* WORK TO DO *
Which lines in the data below contain the string "bulbs"? Select each such line and copy it in full, matching case exactly.

* AVAILABLE DATA *
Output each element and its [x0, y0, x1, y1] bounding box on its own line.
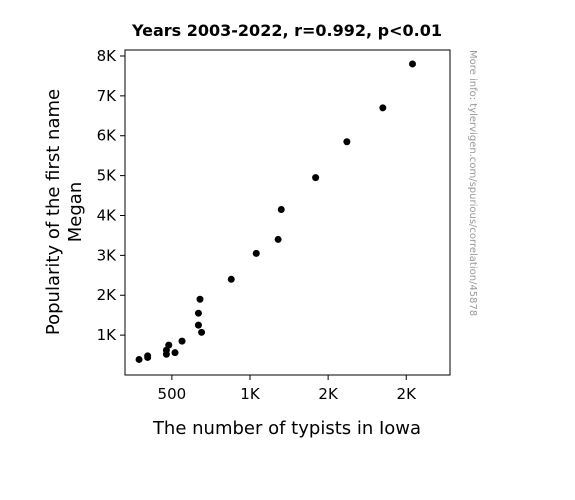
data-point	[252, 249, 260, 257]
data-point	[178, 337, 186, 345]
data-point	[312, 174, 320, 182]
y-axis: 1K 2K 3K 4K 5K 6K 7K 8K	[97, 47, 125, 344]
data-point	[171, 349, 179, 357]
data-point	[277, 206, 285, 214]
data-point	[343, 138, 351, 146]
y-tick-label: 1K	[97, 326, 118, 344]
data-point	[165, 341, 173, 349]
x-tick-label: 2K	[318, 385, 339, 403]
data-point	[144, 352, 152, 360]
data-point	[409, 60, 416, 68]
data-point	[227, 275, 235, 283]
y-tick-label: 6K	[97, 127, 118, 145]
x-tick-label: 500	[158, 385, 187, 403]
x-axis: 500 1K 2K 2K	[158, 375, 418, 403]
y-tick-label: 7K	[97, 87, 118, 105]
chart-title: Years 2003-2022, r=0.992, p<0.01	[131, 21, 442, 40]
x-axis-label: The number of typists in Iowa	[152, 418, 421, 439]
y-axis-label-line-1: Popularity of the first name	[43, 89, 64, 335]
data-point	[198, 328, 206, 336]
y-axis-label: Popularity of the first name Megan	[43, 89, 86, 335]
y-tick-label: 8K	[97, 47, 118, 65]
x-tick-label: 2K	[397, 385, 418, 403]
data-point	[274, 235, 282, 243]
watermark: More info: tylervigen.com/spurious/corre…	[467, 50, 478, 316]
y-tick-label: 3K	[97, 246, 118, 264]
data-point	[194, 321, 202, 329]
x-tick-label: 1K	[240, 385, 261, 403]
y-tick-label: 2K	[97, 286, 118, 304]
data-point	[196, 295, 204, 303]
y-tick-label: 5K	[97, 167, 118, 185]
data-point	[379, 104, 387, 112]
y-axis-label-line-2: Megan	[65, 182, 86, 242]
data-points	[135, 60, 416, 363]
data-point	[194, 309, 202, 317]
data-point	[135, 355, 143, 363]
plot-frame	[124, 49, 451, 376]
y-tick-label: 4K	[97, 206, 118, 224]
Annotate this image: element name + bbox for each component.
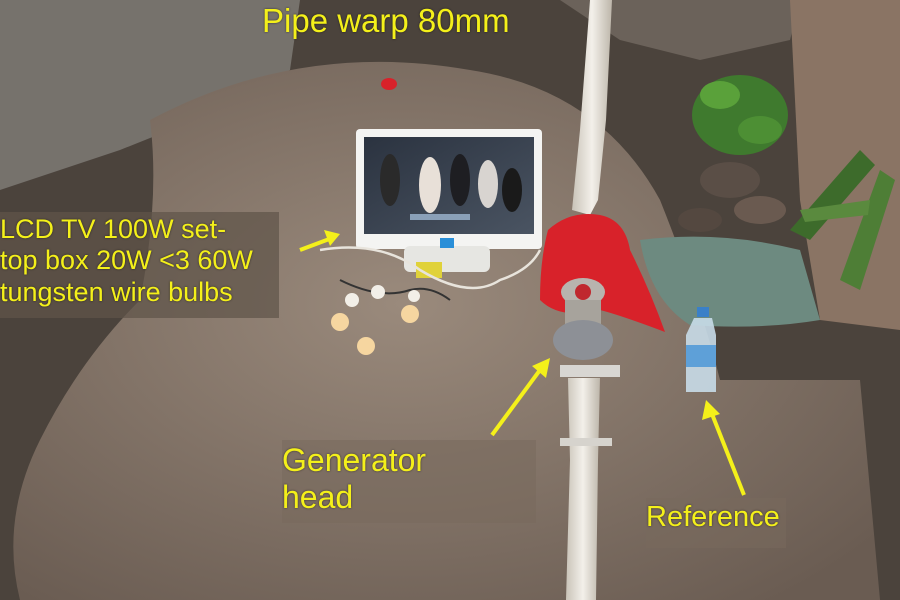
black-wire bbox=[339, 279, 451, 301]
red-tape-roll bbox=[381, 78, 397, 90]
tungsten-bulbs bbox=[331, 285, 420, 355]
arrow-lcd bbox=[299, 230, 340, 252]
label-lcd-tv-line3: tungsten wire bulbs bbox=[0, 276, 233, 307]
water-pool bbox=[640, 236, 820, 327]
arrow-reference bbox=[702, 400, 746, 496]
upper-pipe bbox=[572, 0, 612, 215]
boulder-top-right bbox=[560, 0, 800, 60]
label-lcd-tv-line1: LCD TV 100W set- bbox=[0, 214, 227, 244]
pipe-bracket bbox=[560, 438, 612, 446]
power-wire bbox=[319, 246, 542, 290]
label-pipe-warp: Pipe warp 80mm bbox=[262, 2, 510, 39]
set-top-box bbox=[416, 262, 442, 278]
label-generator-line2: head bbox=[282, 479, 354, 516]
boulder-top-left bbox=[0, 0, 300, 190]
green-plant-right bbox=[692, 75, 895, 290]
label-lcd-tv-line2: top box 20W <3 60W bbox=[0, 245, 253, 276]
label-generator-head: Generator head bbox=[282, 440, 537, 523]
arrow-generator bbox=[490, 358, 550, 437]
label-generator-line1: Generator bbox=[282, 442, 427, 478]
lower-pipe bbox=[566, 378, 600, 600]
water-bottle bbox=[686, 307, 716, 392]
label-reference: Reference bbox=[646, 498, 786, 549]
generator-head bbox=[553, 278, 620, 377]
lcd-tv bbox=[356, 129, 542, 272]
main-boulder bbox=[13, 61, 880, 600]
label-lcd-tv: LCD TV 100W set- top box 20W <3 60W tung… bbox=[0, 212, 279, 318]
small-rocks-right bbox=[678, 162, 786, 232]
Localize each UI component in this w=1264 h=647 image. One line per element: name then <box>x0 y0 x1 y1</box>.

* * *

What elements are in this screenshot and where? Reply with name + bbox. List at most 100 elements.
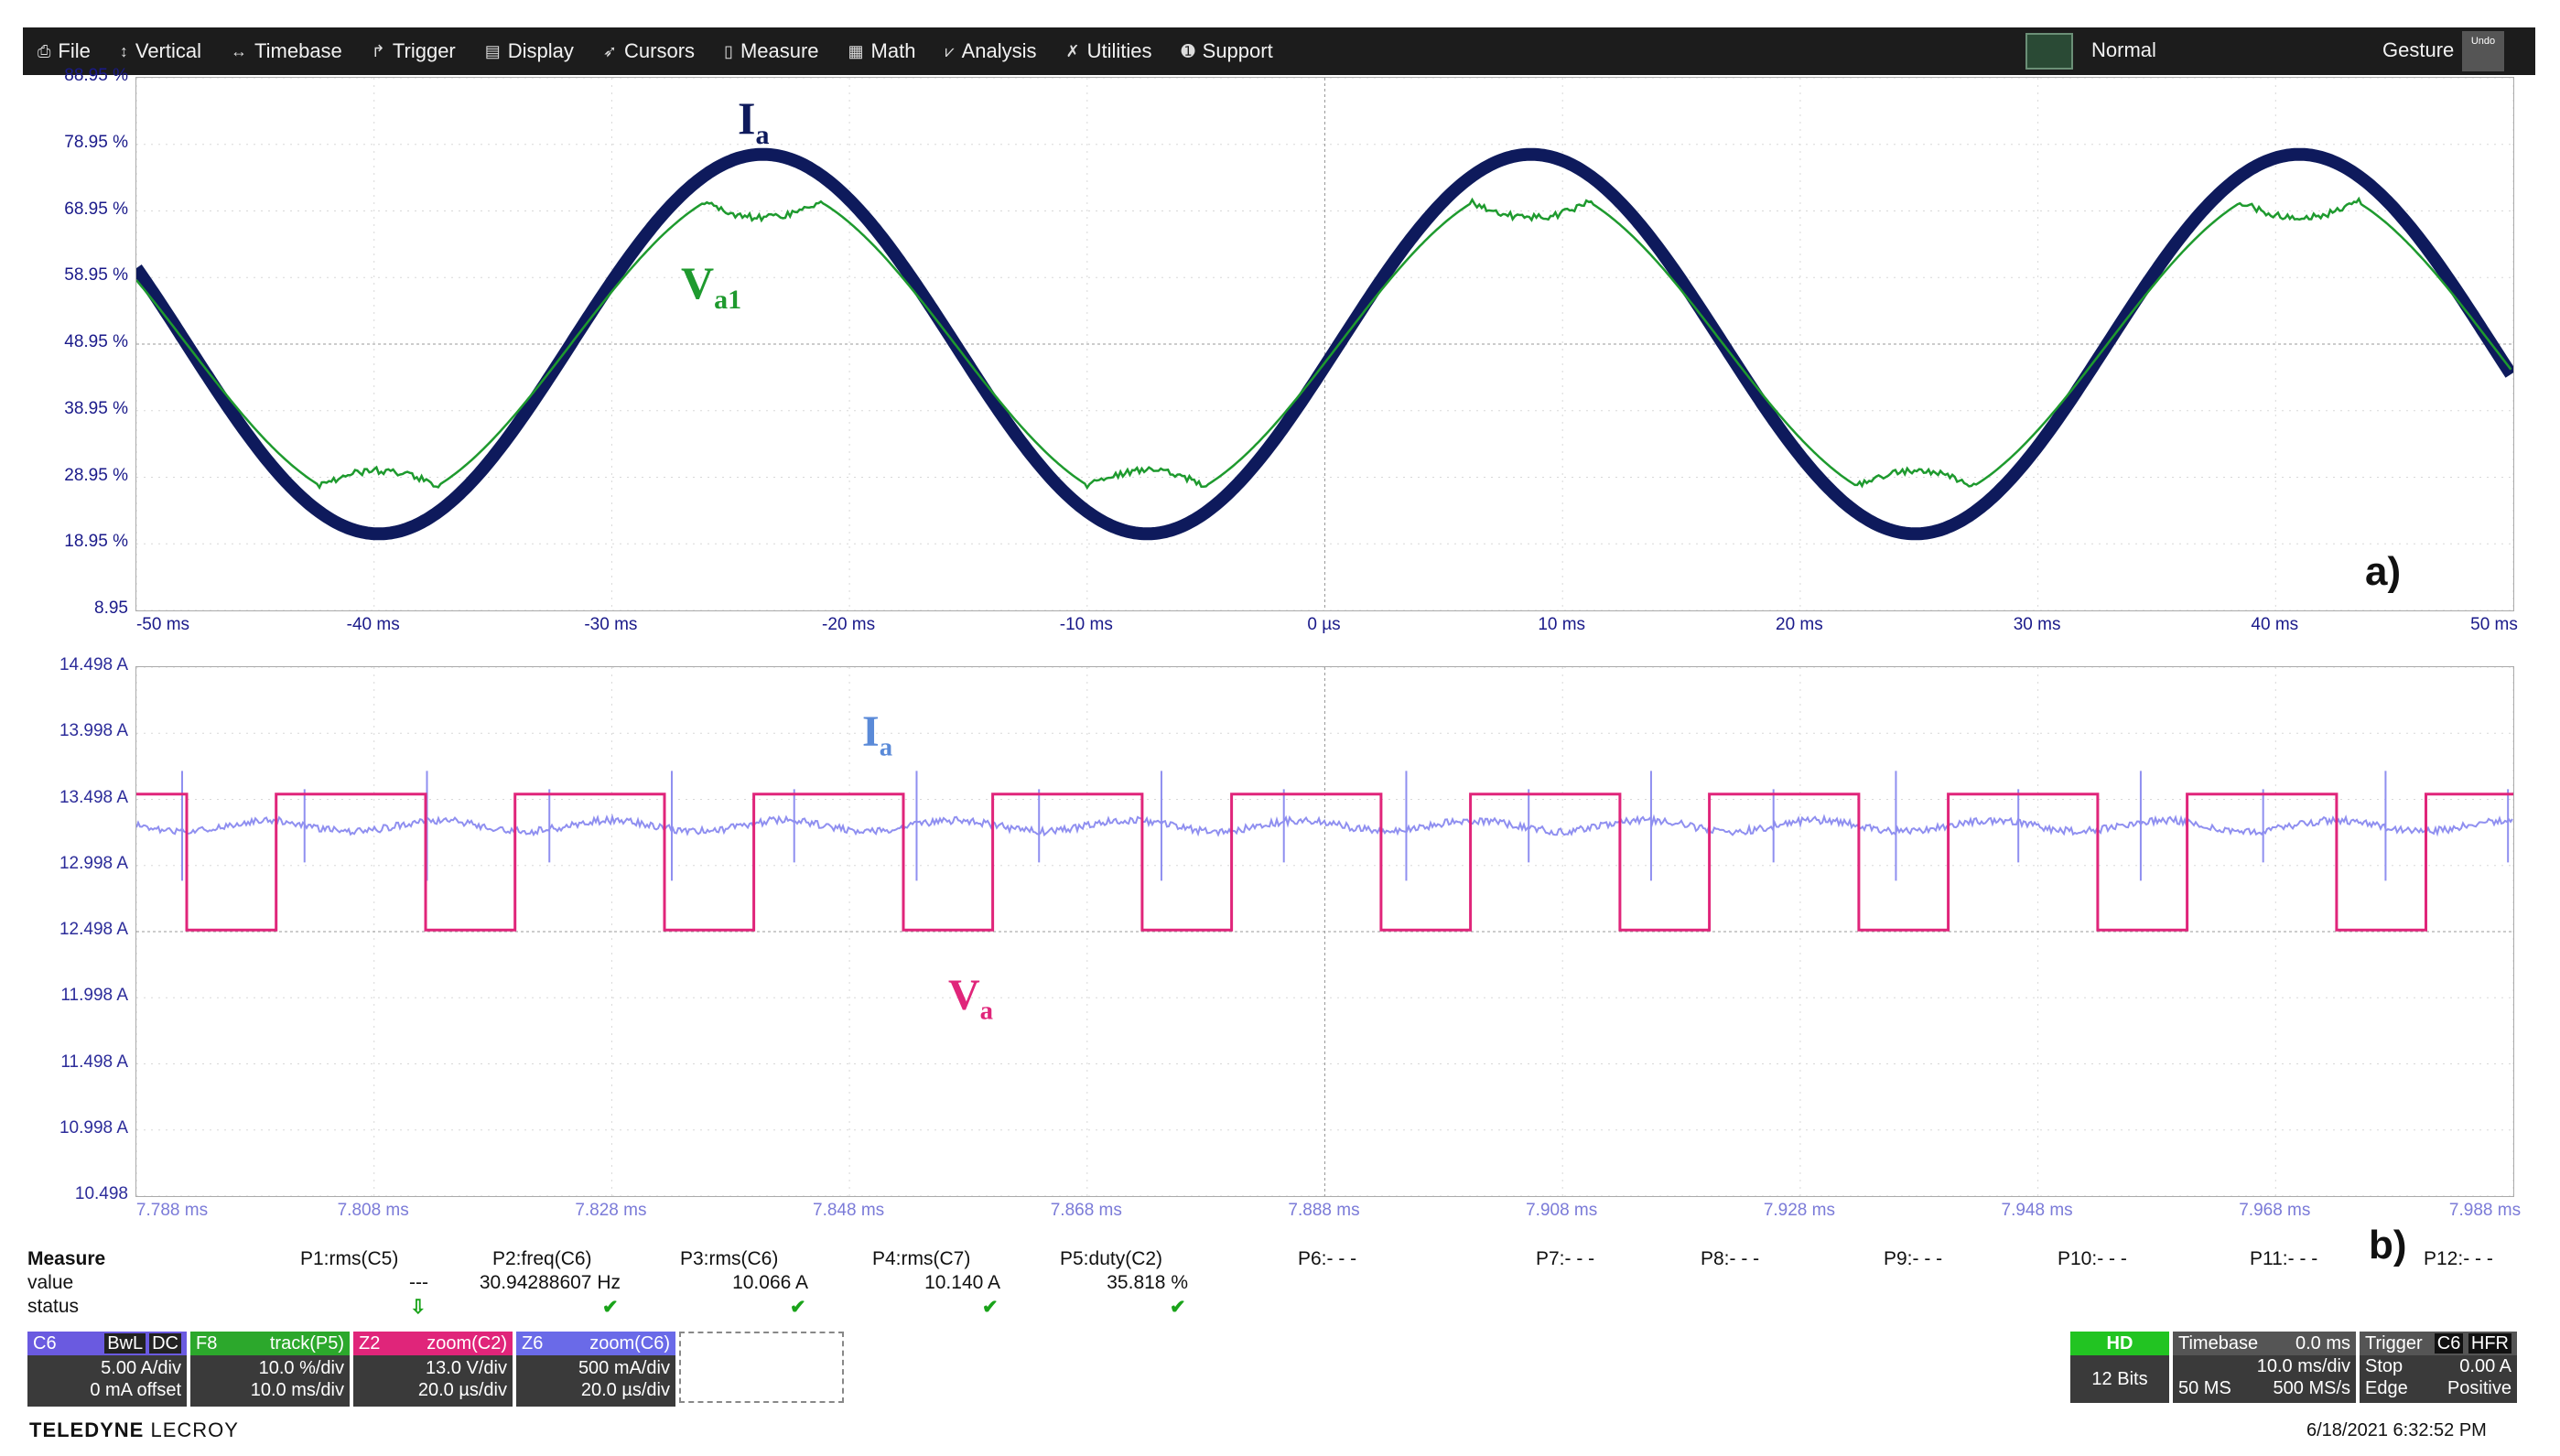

* WRITTEN RESPONSE *
tungsten-bulbs bbox=[331, 285, 420, 355]
label-lcd-tv-line3: tungsten wire bulbs bbox=[0, 276, 233, 307]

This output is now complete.